(Dataset records)
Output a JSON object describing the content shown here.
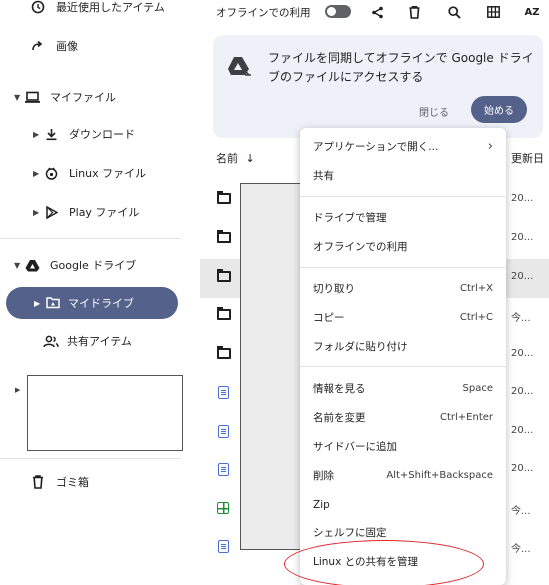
{
  "sidebar": {
    "recent": "最近使用したアイテム",
    "images": "画像",
    "my_files": "マイファイル",
    "downloads": "ダウンロード",
    "linux_files": "Linux ファイル",
    "play_files": "Play ファイル",
    "google_drive": "Google ドライブ",
    "my_drive": "マイドライブ",
    "shared": "共有アイテム",
    "trash": "ゴミ箱"
  },
  "toolbar": {
    "offline_label": "オフラインでの利用",
    "sort_label": "AZ"
  },
  "banner": {
    "message": "ファイルを同期してオフラインで Google ドライブのファイルにアクセスする",
    "dismiss": "閉じる",
    "start": "始める"
  },
  "columns": {
    "name": "名前",
    "modified": "更新日"
  },
  "rows": [
    {
      "type": "folder",
      "date": "20..."
    },
    {
      "type": "folder",
      "date": "20..."
    },
    {
      "type": "folder",
      "date": "20..."
    },
    {
      "type": "folder",
      "date": "今..."
    },
    {
      "type": "folder",
      "date": "20..."
    },
    {
      "type": "doc",
      "date": "20..."
    },
    {
      "type": "doc",
      "date": "20..."
    },
    {
      "type": "doc",
      "date": "20..."
    },
    {
      "type": "sheet",
      "date": "今..."
    },
    {
      "type": "doc",
      "date": "今..."
    }
  ],
  "menu": {
    "open_with": "アプリケーションで開く...",
    "share": "共有",
    "manage_drive": "ドライブで管理",
    "offline": "オフラインでの利用",
    "cut": "切り取り",
    "cut_sc": "Ctrl+X",
    "copy": "コピー",
    "copy_sc": "Ctrl+C",
    "paste": "フォルダに貼り付け",
    "info": "情報を見る",
    "info_sc": "Space",
    "rename": "名前を変更",
    "rename_sc": "Ctrl+Enter",
    "add_sidebar": "サイドバーに追加",
    "delete": "削除",
    "delete_sc": "Alt+Shift+Backspace",
    "zip": "Zip",
    "pin_shelf": "シェルフに固定",
    "linux_share": "Linux との共有を管理"
  },
  "colors": {
    "accent": "#54618a",
    "highlight_ellipse": "#e0242c"
  }
}
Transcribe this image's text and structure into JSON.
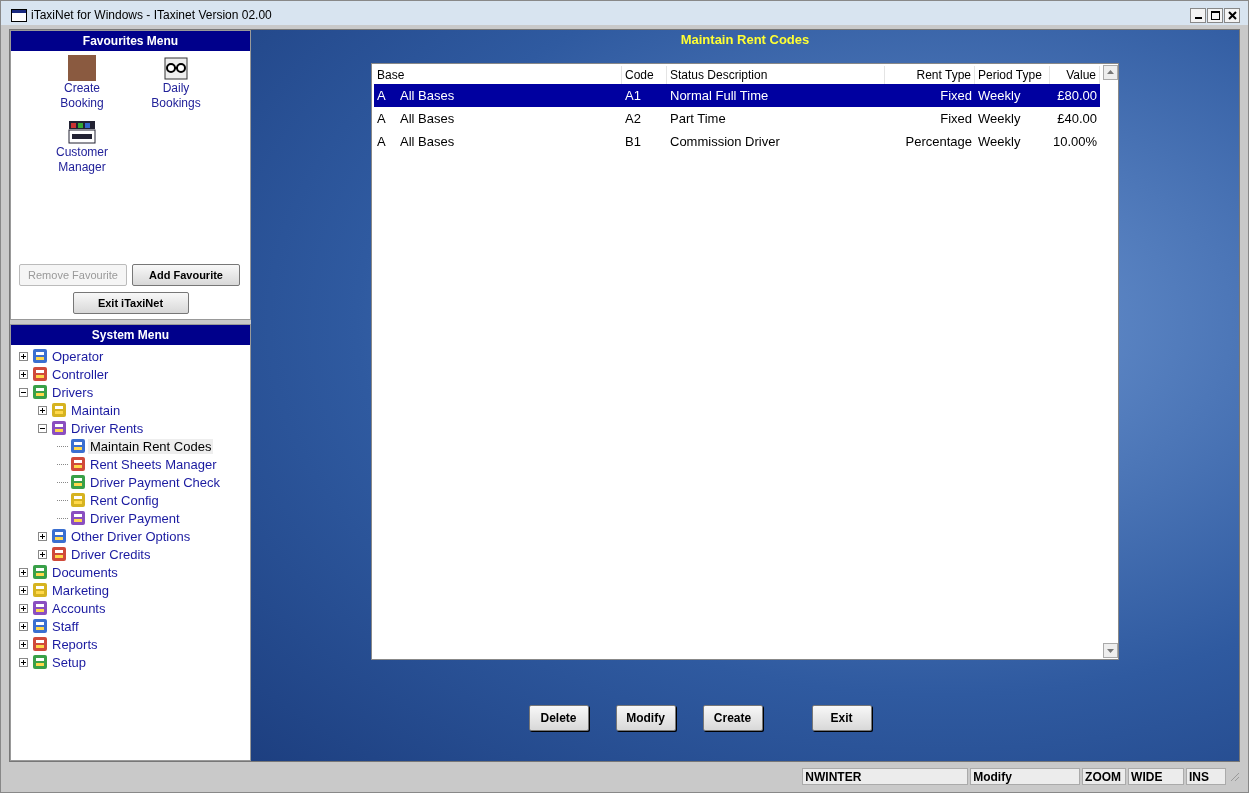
{
  "window": {
    "title": "iTaxiNet for Windows - ITaxinet Version 02.00"
  },
  "favourites": {
    "title": "Favourites Menu",
    "items": [
      {
        "label": "Create Booking",
        "kind": "photo"
      },
      {
        "label": "Daily Bookings",
        "kind": "glasses"
      },
      {
        "label": "Customer Manager",
        "kind": "index"
      }
    ],
    "buttons": [
      {
        "label": "Remove Favourite",
        "disabled": true
      },
      {
        "label": "Add Favourite",
        "disabled": false
      }
    ],
    "exit_button": "Exit iTaxiNet"
  },
  "system_menu": {
    "title": "System Menu",
    "items": [
      {
        "label": "Operator",
        "expanded": false,
        "selected": false
      },
      {
        "label": "Controller",
        "expanded": false,
        "selected": false
      },
      {
        "label": "Drivers",
        "expanded": true,
        "selected": false,
        "children": [
          {
            "label": "Maintain",
            "expanded": false,
            "selected": false
          },
          {
            "label": "Driver Rents",
            "expanded": true,
            "selected": false,
            "children": [
              {
                "label": "Maintain Rent Codes",
                "selected": true
              },
              {
                "label": "Rent Sheets Manager",
                "selected": false
              },
              {
                "label": "Driver Payment Check",
                "selected": false
              },
              {
                "label": "Rent Config",
                "selected": false
              },
              {
                "label": "Driver Payment",
                "selected": false
              }
            ]
          },
          {
            "label": "Other Driver Options",
            "expanded": false,
            "selected": false
          },
          {
            "label": "Driver Credits",
            "expanded": false,
            "selected": false
          }
        ]
      },
      {
        "label": "Documents",
        "expanded": false,
        "selected": false
      },
      {
        "label": "Marketing",
        "expanded": false,
        "selected": false
      },
      {
        "label": "Accounts",
        "expanded": false,
        "selected": false
      },
      {
        "label": "Staff",
        "expanded": false,
        "selected": false
      },
      {
        "label": "Reports",
        "expanded": false,
        "selected": false
      },
      {
        "label": "Setup",
        "expanded": false,
        "selected": false
      }
    ]
  },
  "main": {
    "title": "Maintain Rent Codes",
    "table": {
      "columns": [
        "Base",
        "Code",
        "Status Description",
        "Rent Type",
        "Period Type",
        "Value"
      ],
      "rows": [
        {
          "selected": true,
          "cells": [
            {
              "code": "A",
              "name": "All Bases"
            },
            "A1",
            "Normal Full Time",
            "Fixed",
            "Weekly",
            "£80.00"
          ]
        },
        {
          "selected": false,
          "cells": [
            {
              "code": "A",
              "name": "All Bases"
            },
            "A2",
            "Part Time",
            "Fixed",
            "Weekly",
            "£40.00"
          ]
        },
        {
          "selected": false,
          "cells": [
            {
              "code": "A",
              "name": "All Bases"
            },
            "B1",
            "Commission Driver",
            "Percentage",
            "Weekly",
            "10.00%"
          ]
        }
      ]
    },
    "buttons": [
      "Delete",
      "Modify",
      "Create",
      "Exit"
    ]
  },
  "status_bar": [
    "NWINTER",
    "Modify",
    "ZOOM",
    "WIDE",
    "INS"
  ]
}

● PROBLEM STATEMENT: Report all lines of the data above that include the string "Google".

● ANSWER IN FULL:
    "google_drive": "Google ドライブ",
    "message": "ファイルを同期してオフラインで Google ドライブのファイルにアクセスする",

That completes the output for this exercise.